(Collection entries)
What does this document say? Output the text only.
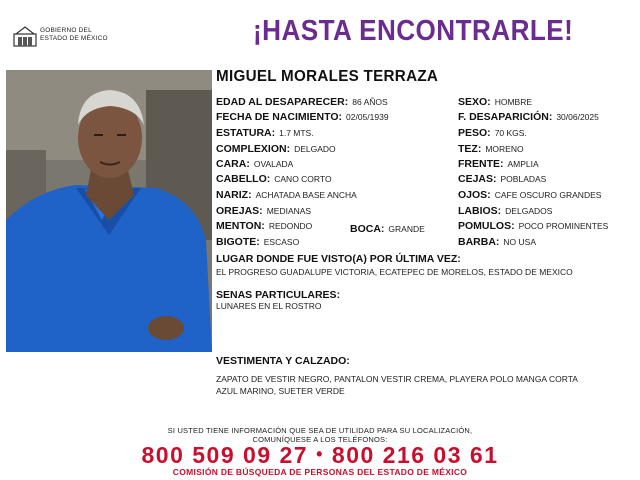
GOBIERNO DEL
ESTADO DE MÉXICO	¡HASTA ENCONTRARLE!
MIGUEL MORALES TERRAZA
EDAD AL DESAPARECER: 86 AÑOS
FECHA DE NACIMIENTO: 02/05/1939
ESTATURA: 1.7 MTS.
COMPLEXION: DELGADO
CARA: OVALADA
CABELLO: CANO CORTO
NARIZ: ACHATADA BASE ANCHA
OREJAS: MEDIANAS
MENTON: REDONDO	BOCA: GRANDE
BIGOTE: ESCASO
SEXO: HOMBRE
F. DESAPARICIÓN: 30/06/2025
PESO: 70 KGS.
TEZ: MORENO
FRENTE: AMPLIA
CEJAS: POBLADAS
OJOS: CAFE OSCURO GRANDES
LABIOS: DELGADOS
POMULOS: POCO PROMINENTES
BARBA: NO USA
LUGAR DONDE FUE VISTO(A) POR ÚLTIMA VEZ:
EL PROGRESO GUADALUPE VICTORIA, ECATEPEC DE MORELOS, ESTADO DE MEXICO
SENAS PARTICULARES:
LUNARES EN EL ROSTRO
VESTIMENTA Y CALZADO:
ZAPATO DE VESTIR NEGRO, PANTALON VESTIR CREMA, PLAYERA POLO MANGA CORTA
AZUL MARINO, SUETER VERDE
SI USTED TIENE INFORMACIÓN QUE SEA DE UTILIDAD PARA SU LOCALIZACIÓN,
COMUNÍQUESE A LOS TELÉFONOS:
800 509 09 27 • 800 216 03 61
COMISIÓN DE BÚSQUEDA DE PERSONAS DEL ESTADO DE MÉXICO
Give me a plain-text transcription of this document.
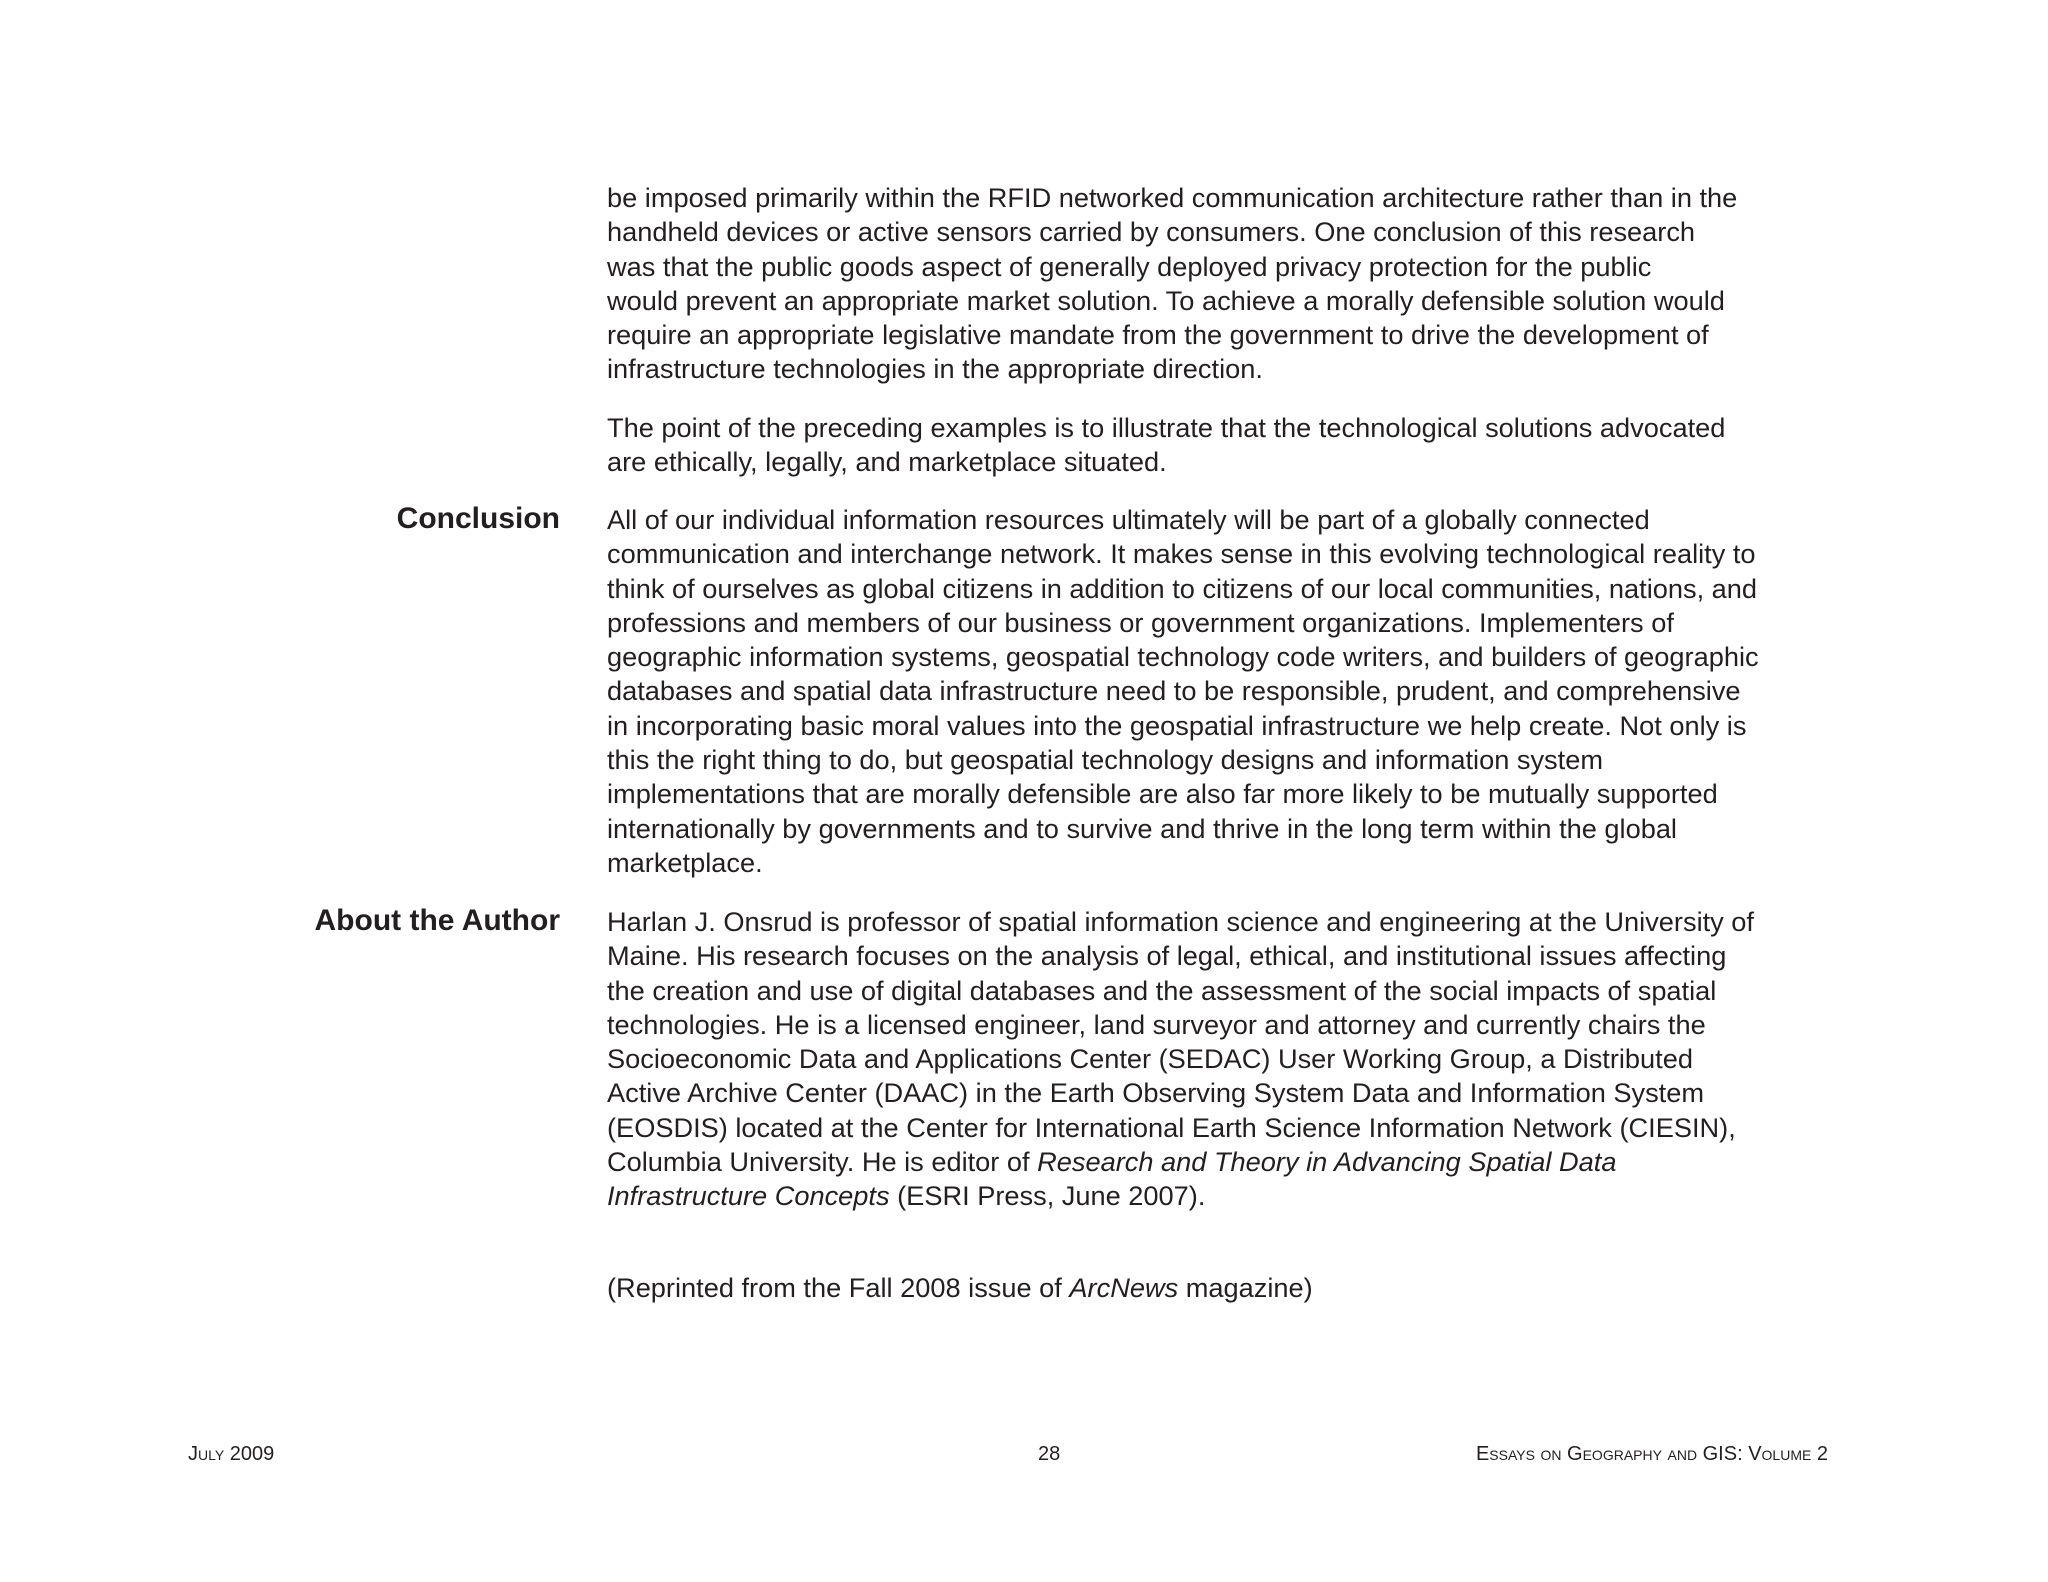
be imposed primarily within the RFID networked communication architecture rather than in the
handheld devices or active sensors carried by consumers. One conclusion of this research
was that the public goods aspect of generally deployed privacy protection for the public
would prevent an appropriate market solution. To achieve a morally defensible solution would
require an appropriate legislative mandate from the government to drive the development of
infrastructure technologies in the appropriate direction.

The point of the preceding examples is to illustrate that the technological solutions advocated
are ethically, legally, and marketplace situated.

Conclusion All of our individual information resources ultimately will be part of a globally connected
communication and interchange network. It makes sense in this evolving technological reality to
think of ourselves as global citizens in addition to citizens of our local communities, nations, and
professions and members of our business or government organizations. Implementers of
geographic information systems, geospatial technology code writers, and builders of geographic
databases and spatial data infrastructure need to be responsible, prudent, and comprehensive
in incorporating basic moral values into the geospatial infrastructure we help create. Not only is
this the right thing to do, but geospatial technology designs and information system
implementations that are morally defensible are also far more likely to be mutually supported
internationally by governments and to survive and thrive in the long term within the global
marketplace.

About the Author Harlan J. Onsrud is professor of spatial information science and engineering at the University of
Maine. His research focuses on the analysis of legal, ethical, and institutional issues affecting
the creation and use of digital databases and the assessment of the social impacts of spatial
technologies. He is a licensed engineer, land surveyor and attorney and currently chairs the
Socioeconomic Data and Applications Center (SEDAC) User Working Group, a Distributed
Active Archive Center (DAAC) in the Earth Observing System Data and Information System
(EOSDIS) located at the Center for International Earth Science Information Network (CIESIN),
Columbia University. He is editor of Research and Theory in Advancing Spatial Data
Infrastructure Concepts (ESRI Press, June 2007).

(Reprinted from the Fall 2008 issue of ArcNews magazine)

July 2009	28	Essays on Geography and GIS: Volume 2
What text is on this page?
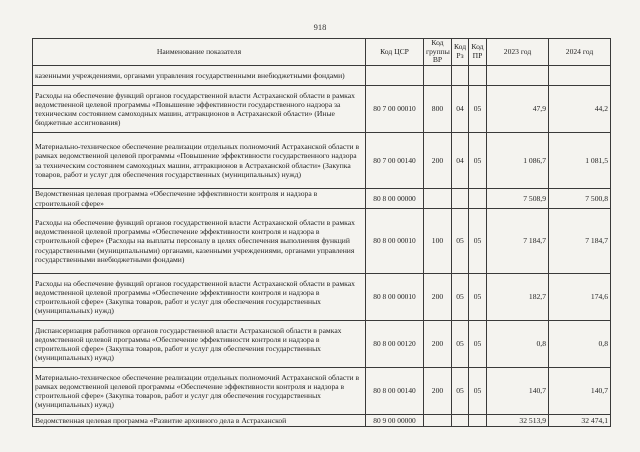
918
Наименование показателя	Код ЦСР	Код группы ВР	Код Рз	Код ПР	2023 год	2024 год
казенными учреждениями, органами управления государственными внебюджетными фондами)						
Расходы на обеспечение функций органов государственной власти Астраханской области в рамках ведомственной целевой программы «Повышение эффективности государственного надзора за техническим состоянием самоходных машин, аттракционов в Астраханской области» (Иные бюджетные ассигнования)	80 7 00 00010	800	04	05	47,9	44,2
Материально-техническое обеспечение реализации отдельных полномочий Астраханской области в рамках ведомственной целевой программы «Повышение эффективности государственного надзора за техническим состоянием самоходных машин, аттракционов в Астраханской области» (Закупка товаров, работ и услуг для обеспечения государственных (муниципальных) нужд)	80 7 00 00140	200	04	05	1 086,7	1 081,5
Ведомственная целевая программа «Обеспечение эффективности контроля и надзора в строительной сфере»	80 8 00 00000				7 508,9	7 500,8
Расходы на обеспечение функций органов государственной власти Астраханской области в рамках ведомственной целевой программы «Обеспечение эффективности контроля и надзора в строительной сфере» (Расходы на выплаты персоналу в целях обеспечения выполнения функций государственными (муниципальными) органами, казенными учреждениями, органами управления государственными внебюджетными фондами)	80 8 00 00010	100	05	05	7 184,7	7 184,7
Расходы на обеспечение функций органов государственной власти Астраханской области в рамках ведомственной целевой программы «Обеспечение эффективности контроля и надзора в строительной сфере» (Закупка товаров, работ и услуг для обеспечения государственных (муниципальных) нужд)	80 8 00 00010	200	05	05	182,7	174,6
Диспансеризация работников органов государственной власти Астраханской области в рамках ведомственной целевой программы «Обеспечение эффективности контроля и надзора в строительной сфере» (Закупка товаров, работ и услуг для обеспечения государственных (муниципальных) нужд)	80 8 00 00120	200	05	05	0,8	0,8
Материально-техническое обеспечение реализации отдельных полномочий Астраханской области в рамках ведомственной целевой программы «Обеспечение эффективности контроля и надзора в строительной сфере» (Закупка товаров, работ и услуг для обеспечения государственных (муниципальных) нужд)	80 8 00 00140	200	05	05	140,7	140,7
Ведомственная целевая программа «Развитие архивного дела в Астраханской	80 9 00 00000				32 513,9	32 474,1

*What needs to be done*: Reproduce every entry exactly, but omit each picture.

*Result of this exercise*:
What does this document say? Output the text only.
GOBIERNO DEL
ESTADO DE MÉXICO	¡HASTA ENCONTRARLE!
MIGUEL MORALES TERRAZA
EDAD AL DESAPARECER: 86 AÑOS
FECHA DE NACIMIENTO: 02/05/1939
ESTATURA: 1.7 MTS.
COMPLEXION: DELGADO
CARA: OVALADA
CABELLO: CANO CORTO
NARIZ: ACHATADA BASE ANCHA
OREJAS: MEDIANAS
MENTON: REDONDO	BOCA: GRANDE
BIGOTE: ESCASO
SEXO: HOMBRE
F. DESAPARICIÓN: 30/06/2025
PESO: 70 KGS.
TEZ: MORENO
FRENTE: AMPLIA
CEJAS: POBLADAS
OJOS: CAFE OSCURO GRANDES
LABIOS: DELGADOS
POMULOS: POCO PROMINENTES
BARBA: NO USA
LUGAR DONDE FUE VISTO(A) POR ÚLTIMA VEZ:
EL PROGRESO GUADALUPE VICTORIA, ECATEPEC DE MORELOS, ESTADO DE MEXICO
SENAS PARTICULARES:
LUNARES EN EL ROSTRO
VESTIMENTA Y CALZADO:
ZAPATO DE VESTIR NEGRO, PANTALON VESTIR CREMA, PLAYERA POLO MANGA CORTA
AZUL MARINO, SUETER VERDE
SI USTED TIENE INFORMACIÓN QUE SEA DE UTILIDAD PARA SU LOCALIZACIÓN,
COMUNÍQUESE A LOS TELÉFONOS:
800 509 09 27 • 800 216 03 61
COMISIÓN DE BÚSQUEDA DE PERSONAS DEL ESTADO DE MÉXICO
Give me a plain-text transcription of this document.
be imposed primarily within the RFID networked communication architecture rather than in the
handheld devices or active sensors carried by consumers. One conclusion of this research
was that the public goods aspect of generally deployed privacy protection for the public
would prevent an appropriate market solution. To achieve a morally defensible solution would
require an appropriate legislative mandate from the government to drive the development of
infrastructure technologies in the appropriate direction.

The point of the preceding examples is to illustrate that the technological solutions advocated
are ethically, legally, and marketplace situated.

Conclusion All of our individual information resources ultimately will be part of a globally connected
communication and interchange network. It makes sense in this evolving technological reality to
think of ourselves as global citizens in addition to citizens of our local communities, nations, and
professions and members of our business or government organizations. Implementers of
geographic information systems, geospatial technology code writers, and builders of geographic
databases and spatial data infrastructure need to be responsible, prudent, and comprehensive
in incorporating basic moral values into the geospatial infrastructure we help create. Not only is
this the right thing to do, but geospatial technology designs and information system
implementations that are morally defensible are also far more likely to be mutually supported
internationally by governments and to survive and thrive in the long term within the global
marketplace.

About the Author Harlan J. Onsrud is professor of spatial information science and engineering at the University of
Maine. His research focuses on the analysis of legal, ethical, and institutional issues affecting
the creation and use of digital databases and the assessment of the social impacts of spatial
technologies. He is a licensed engineer, land surveyor and attorney and currently chairs the
Socioeconomic Data and Applications Center (SEDAC) User Working Group, a Distributed
Active Archive Center (DAAC) in the Earth Observing System Data and Information System
(EOSDIS) located at the Center for International Earth Science Information Network (CIESIN),
Columbia University. He is editor of Research and Theory in Advancing Spatial Data
Infrastructure Concepts (ESRI Press, June 2007).

(Reprinted from the Fall 2008 issue of ArcNews magazine)

July 2009	28	Essays on Geography and GIS: Volume 2
What text is on this page?
918
Наименование показателя	Код ЦСР	Код группы ВР	Код Рз	Код ПР	2023 год	2024 год
казенными учреждениями, органами управления государственными внебюджетными фондами)						
Расходы на обеспечение функций органов государственной власти Астраханской области в рамках ведомственной целевой программы «Повышение эффективности государственного надзора за техническим состоянием самоходных машин, аттракционов в Астраханской области» (Иные бюджетные ассигнования)	80 7 00 00010	800	04	05	47,9	44,2
Материально-техническое обеспечение реализации отдельных полномочий Астраханской области в рамках ведомственной целевой программы «Повышение эффективности государственного надзора за техническим состоянием самоходных машин, аттракционов в Астраханской области» (Закупка товаров, работ и услуг для обеспечения государственных (муниципальных) нужд)	80 7 00 00140	200	04	05	1 086,7	1 081,5
Ведомственная целевая программа «Обеспечение эффективности контроля и надзора в строительной сфере»	80 8 00 00000				7 508,9	7 500,8
Расходы на обеспечение функций органов государственной власти Астраханской области в рамках ведомственной целевой программы «Обеспечение эффективности контроля и надзора в строительной сфере» (Расходы на выплаты персоналу в целях обеспечения выполнения функций государственными (муниципальными) органами, казенными учреждениями, органами управления государственными внебюджетными фондами)	80 8 00 00010	100	05	05	7 184,7	7 184,7
Расходы на обеспечение функций органов государственной власти Астраханской области в рамках ведомственной целевой программы «Обеспечение эффективности контроля и надзора в строительной сфере» (Закупка товаров, работ и услуг для обеспечения государственных (муниципальных) нужд)	80 8 00 00010	200	05	05	182,7	174,6
Диспансеризация работников органов государственной власти Астраханской области в рамках ведомственной целевой программы «Обеспечение эффективности контроля и надзора в строительной сфере» (Закупка товаров, работ и услуг для обеспечения государственных (муниципальных) нужд)	80 8 00 00120	200	05	05	0,8	0,8
Материально-техническое обеспечение реализации отдельных полномочий Астраханской области в рамках ведомственной целевой программы «Обеспечение эффективности контроля и надзора в строительной сфере» (Закупка товаров, работ и услуг для обеспечения государственных (муниципальных) нужд)	80 8 00 00140	200	05	05	140,7	140,7
Ведомственная целевая программа «Развитие архивного дела в Астраханской	80 9 00 00000				32 513,9	32 474,1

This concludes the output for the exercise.